Exercise goal:
Print each of the entries exactly, leaving nothing out.

Dataset excerpt

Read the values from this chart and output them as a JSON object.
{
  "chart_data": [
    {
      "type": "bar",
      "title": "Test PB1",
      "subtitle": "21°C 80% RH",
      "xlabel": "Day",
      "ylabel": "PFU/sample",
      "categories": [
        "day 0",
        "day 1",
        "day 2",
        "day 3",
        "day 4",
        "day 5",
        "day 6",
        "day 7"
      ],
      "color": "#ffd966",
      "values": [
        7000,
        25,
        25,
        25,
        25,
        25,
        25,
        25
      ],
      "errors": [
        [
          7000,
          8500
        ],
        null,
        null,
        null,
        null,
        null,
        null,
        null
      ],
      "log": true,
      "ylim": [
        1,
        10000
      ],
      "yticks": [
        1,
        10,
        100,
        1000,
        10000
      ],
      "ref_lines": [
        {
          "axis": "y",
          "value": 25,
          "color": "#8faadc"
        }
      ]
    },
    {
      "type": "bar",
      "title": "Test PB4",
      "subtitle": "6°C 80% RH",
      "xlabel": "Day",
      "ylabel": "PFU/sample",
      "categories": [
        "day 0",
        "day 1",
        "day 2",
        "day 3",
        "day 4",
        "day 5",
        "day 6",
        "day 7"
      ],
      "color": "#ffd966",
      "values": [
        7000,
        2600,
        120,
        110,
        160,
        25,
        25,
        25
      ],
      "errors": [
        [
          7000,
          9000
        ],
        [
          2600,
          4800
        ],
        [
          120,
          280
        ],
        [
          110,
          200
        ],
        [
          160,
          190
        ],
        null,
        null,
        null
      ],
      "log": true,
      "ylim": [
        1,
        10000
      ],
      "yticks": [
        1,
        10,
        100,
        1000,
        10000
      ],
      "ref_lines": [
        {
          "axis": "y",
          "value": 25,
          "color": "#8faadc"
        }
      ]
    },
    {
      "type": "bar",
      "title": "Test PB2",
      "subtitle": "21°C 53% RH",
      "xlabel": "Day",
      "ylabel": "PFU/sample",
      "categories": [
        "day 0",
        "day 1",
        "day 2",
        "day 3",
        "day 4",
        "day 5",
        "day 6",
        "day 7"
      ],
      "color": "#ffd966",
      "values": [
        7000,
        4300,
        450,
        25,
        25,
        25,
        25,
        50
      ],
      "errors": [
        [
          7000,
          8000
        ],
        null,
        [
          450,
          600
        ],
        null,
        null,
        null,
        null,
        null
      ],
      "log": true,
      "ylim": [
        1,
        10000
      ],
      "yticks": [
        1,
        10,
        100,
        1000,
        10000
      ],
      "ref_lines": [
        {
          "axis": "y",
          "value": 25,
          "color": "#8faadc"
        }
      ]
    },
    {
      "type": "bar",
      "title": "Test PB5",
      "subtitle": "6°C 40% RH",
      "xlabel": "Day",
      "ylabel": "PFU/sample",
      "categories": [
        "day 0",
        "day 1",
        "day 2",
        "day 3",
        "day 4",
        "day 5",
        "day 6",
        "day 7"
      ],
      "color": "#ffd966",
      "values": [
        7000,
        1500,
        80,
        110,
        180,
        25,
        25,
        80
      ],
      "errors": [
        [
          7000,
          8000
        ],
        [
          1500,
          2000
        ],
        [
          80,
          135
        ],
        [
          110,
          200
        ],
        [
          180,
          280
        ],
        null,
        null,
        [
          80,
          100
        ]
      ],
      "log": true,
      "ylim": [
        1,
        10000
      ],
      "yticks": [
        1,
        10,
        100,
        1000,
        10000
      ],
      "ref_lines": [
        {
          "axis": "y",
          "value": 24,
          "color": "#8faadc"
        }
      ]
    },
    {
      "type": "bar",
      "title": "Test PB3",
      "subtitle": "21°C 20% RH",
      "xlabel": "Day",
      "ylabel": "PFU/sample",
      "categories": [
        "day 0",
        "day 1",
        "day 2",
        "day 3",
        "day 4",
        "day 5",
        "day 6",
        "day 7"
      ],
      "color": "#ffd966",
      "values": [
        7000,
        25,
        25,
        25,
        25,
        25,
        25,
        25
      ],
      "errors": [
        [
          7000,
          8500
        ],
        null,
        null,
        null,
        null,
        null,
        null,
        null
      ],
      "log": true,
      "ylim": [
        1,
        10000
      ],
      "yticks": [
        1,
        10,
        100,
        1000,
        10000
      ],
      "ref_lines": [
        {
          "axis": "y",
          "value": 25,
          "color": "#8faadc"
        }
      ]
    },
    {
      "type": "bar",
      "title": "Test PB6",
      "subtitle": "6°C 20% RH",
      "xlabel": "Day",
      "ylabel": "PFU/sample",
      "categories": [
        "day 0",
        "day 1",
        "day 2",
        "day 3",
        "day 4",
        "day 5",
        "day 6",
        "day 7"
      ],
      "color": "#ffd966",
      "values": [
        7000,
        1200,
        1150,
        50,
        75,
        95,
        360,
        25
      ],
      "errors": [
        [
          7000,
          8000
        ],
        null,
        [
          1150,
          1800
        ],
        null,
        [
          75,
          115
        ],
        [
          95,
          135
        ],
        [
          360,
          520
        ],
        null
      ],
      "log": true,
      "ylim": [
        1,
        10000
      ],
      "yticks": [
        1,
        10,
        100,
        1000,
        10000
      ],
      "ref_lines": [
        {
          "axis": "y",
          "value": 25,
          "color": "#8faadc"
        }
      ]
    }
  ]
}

Answer below:
Read the values from this chart and output them as a JSON object.
{
  "chart_data": [
    {
      "type": "bar",
      "title": "Test PB1",
      "subtitle": "21°C 80% RH",
      "xlabel": "Day",
      "ylabel": "PFU/sample",
      "categories": [
        "day 0",
        "day 1",
        "day 2",
        "day 3",
        "day 4",
        "day 5",
        "day 6",
        "day 7"
      ],
      "color": "#ffd966",
      "values": [
        7000,
        25,
        25,
        25,
        25,
        25,
        25,
        25
      ],
      "errors": [
        [
          7000,
          8500
        ],
        null,
        null,
        null,
        null,
        null,
        null,
        null
      ],
      "log": true,
      "ylim": [
        1,
        10000
      ],
      "yticks": [
        1,
        10,
        100,
        1000,
        10000
      ],
      "ref_lines": [
        {
          "axis": "y",
          "value": 25,
          "color": "#8faadc"
        }
      ]
    },
    {
      "type": "bar",
      "title": "Test PB4",
      "subtitle": "6°C 80% RH",
      "xlabel": "Day",
      "ylabel": "PFU/sample",
      "categories": [
        "day 0",
        "day 1",
        "day 2",
        "day 3",
        "day 4",
        "day 5",
        "day 6",
        "day 7"
      ],
      "color": "#ffd966",
      "values": [
        7000,
        2600,
        120,
        110,
        160,
        25,
        25,
        25
      ],
      "errors": [
        [
          7000,
          9000
        ],
        [
          2600,
          4800
        ],
        [
          120,
          280
        ],
        [
          110,
          200
        ],
        [
          160,
          190
        ],
        null,
        null,
        null
      ],
      "log": true,
      "ylim": [
        1,
        10000
      ],
      "yticks": [
        1,
        10,
        100,
        1000,
        10000
      ],
      "ref_lines": [
        {
          "axis": "y",
          "value": 25,
          "color": "#8faadc"
        }
      ]
    },
    {
      "type": "bar",
      "title": "Test PB2",
      "subtitle": "21°C 53% RH",
      "xlabel": "Day",
      "ylabel": "PFU/sample",
      "categories": [
        "day 0",
        "day 1",
        "day 2",
        "day 3",
        "day 4",
        "day 5",
        "day 6",
        "day 7"
      ],
      "color": "#ffd966",
      "values": [
        7000,
        4300,
        450,
        25,
        25,
        25,
        25,
        50
      ],
      "errors": [
        [
          7000,
          8000
        ],
        null,
        [
          450,
          600
        ],
        null,
        null,
        null,
        null,
        null
      ],
      "log": true,
      "ylim": [
        1,
        10000
      ],
      "yticks": [
        1,
        10,
        100,
        1000,
        10000
      ],
      "ref_lines": [
        {
          "axis": "y",
          "value": 25,
          "color": "#8faadc"
        }
      ]
    },
    {
      "type": "bar",
      "title": "Test PB5",
      "subtitle": "6°C 40% RH",
      "xlabel": "Day",
      "ylabel": "PFU/sample",
      "categories": [
        "day 0",
        "day 1",
        "day 2",
        "day 3",
        "day 4",
        "day 5",
        "day 6",
        "day 7"
      ],
      "color": "#ffd966",
      "values": [
        7000,
        1500,
        80,
        110,
        180,
        25,
        25,
        80
      ],
      "errors": [
        [
          7000,
          8000
        ],
        [
          1500,
          2000
        ],
        [
          80,
          135
        ],
        [
          110,
          200
        ],
        [
          180,
          280
        ],
        null,
        null,
        [
          80,
          100
        ]
      ],
      "log": true,
      "ylim": [
        1,
        10000
      ],
      "yticks": [
        1,
        10,
        100,
        1000,
        10000
      ],
      "ref_lines": [
        {
          "axis": "y",
          "value": 24,
          "color": "#8faadc"
        }
      ]
    },
    {
      "type": "bar",
      "title": "Test PB3",
      "subtitle": "21°C 20% RH",
      "xlabel": "Day",
      "ylabel": "PFU/sample",
      "categories": [
        "day 0",
        "day 1",
        "day 2",
        "day 3",
        "day 4",
        "day 5",
        "day 6",
        "day 7"
      ],
      "color": "#ffd966",
      "values": [
        7000,
        25,
        25,
        25,
        25,
        25,
        25,
        25
      ],
      "errors": [
        [
          7000,
          8500
        ],
        null,
        null,
        null,
        null,
        null,
        null,
        null
      ],
      "log": true,
      "ylim": [
        1,
        10000
      ],
      "yticks": [
        1,
        10,
        100,
        1000,
        10000
      ],
      "ref_lines": [
        {
          "axis": "y",
          "value": 25,
          "color": "#8faadc"
        }
      ]
    },
    {
      "type": "bar",
      "title": "Test PB6",
      "subtitle": "6°C 20% RH",
      "xlabel": "Day",
      "ylabel": "PFU/sample",
      "categories": [
        "day 0",
        "day 1",
        "day 2",
        "day 3",
        "day 4",
        "day 5",
        "day 6",
        "day 7"
      ],
      "color": "#ffd966",
      "values": [
        7000,
        1200,
        1150,
        50,
        75,
        95,
        360,
        25
      ],
      "errors": [
        [
          7000,
          8000
        ],
        null,
        [
          1150,
          1800
        ],
        null,
        [
          75,
          115
        ],
        [
          95,
          135
        ],
        [
          360,
          520
        ],
        null
      ],
      "log": true,
      "ylim": [
        1,
        10000
      ],
      "yticks": [
        1,
        10,
        100,
        1000,
        10000
      ],
      "ref_lines": [
        {
          "axis": "y",
          "value": 25,
          "color": "#8faadc"
        }
      ]
    }
  ]
}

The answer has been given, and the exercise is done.